##### Records shown #####
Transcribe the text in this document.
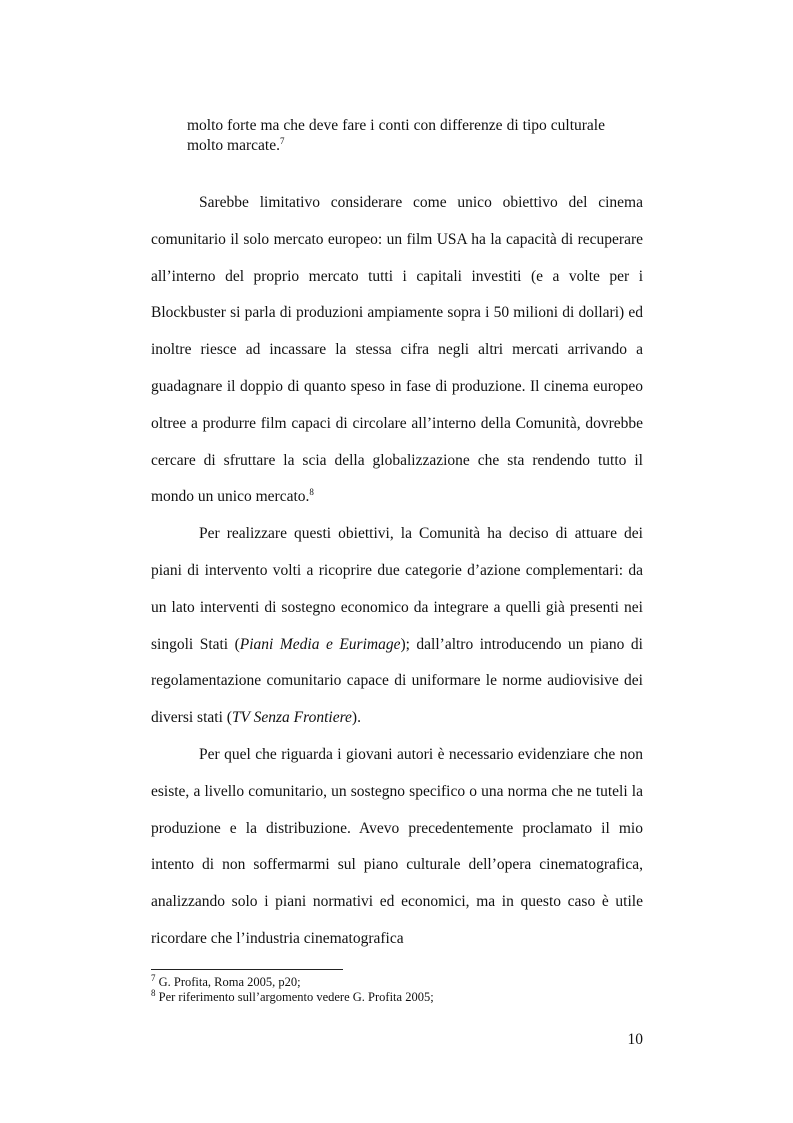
molto forte ma che deve fare i conti con differenze di tipo culturale molto marcate.$^7$

Sarebbe limitativo considerare come unico obiettivo del cinema comunitario il solo mercato europeo: un film USA ha la capacità di recuperare all’interno del proprio mercato tutti i capitali investiti (e a volte per i Blockbuster si parla di produzioni ampiamente sopra i 50 milioni di dollari) ed inoltre riesce ad incassare la stessa cifra negli altri mercati arrivando a guadagnare il doppio di quanto speso in fase di produzione. Il cinema europeo oltree a produrre film capaci di circolare all’interno della Comunità, dovrebbe cercare di sfruttare la scia della globalizzazione che sta rendendo tutto il mondo un unico mercato.$^8$

Per realizzare questi obiettivi, la Comunità ha deciso di attuare dei piani di intervento volti a ricoprire due categorie d’azione complementari: da un lato interventi di sostegno economico da integrare a quelli già presenti nei singoli Stati (Piani Media e Eurimage); dall’altro introducendo un piano di regolamentazione comunitario capace di uniformare le norme audiovisive dei diversi stati (TV Senza Frontiere).

Per quel che riguarda i giovani autori è necessario evidenziare che non esiste, a livello comunitario, un sostegno specifico o una norma che ne tuteli la produzione e la distribuzione. Avevo precedentemente proclamato il mio intento di non soffermarmi sul piano culturale dell’opera cinematografica, analizzando solo i piani normativi ed economici, ma in questo caso è utile ricordare che l’industria cinematografica

$^7$ G. Profita, Roma 2005, p20;
$^8$ Per riferimento sull’argomento vedere G. Profita 2005;
10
#####
> **The task**
Examine the records and pull out every line where the string "Comunità" occurs.

> **Task response**
Sarebbe limitativo considerare come unico obiettivo del cinema comunitario il solo mercato europeo: un film USA ha la capacità di recuperare all’interno del proprio mercato tutti i capitali investiti (e a volte per i Blockbuster si parla di produzioni ampiamente sopra i 50 milioni di dollari) ed inoltre riesce ad incassare la stessa cifra negli altri mercati arrivando a guadagnare il doppio di quanto speso in fase di produzione. Il cinema europeo oltree a produrre film capaci di circolare all’interno della Comunità, dovrebbe cercare di sfruttare la scia della globalizzazione che sta rendendo tutto il mondo un unico mercato.$^8$
Per realizzare questi obiettivi, la Comunità ha deciso di attuare dei piani di intervento volti a ricoprire due categorie d’azione complementari: da un lato interventi di sostegno economico da integrare a quelli già presenti nei singoli Stati (Piani Media e Eurimage); dall’altro introducendo un piano di regolamentazione comunitario capace di uniformare le norme audiovisive dei diversi stati (TV Senza Frontiere).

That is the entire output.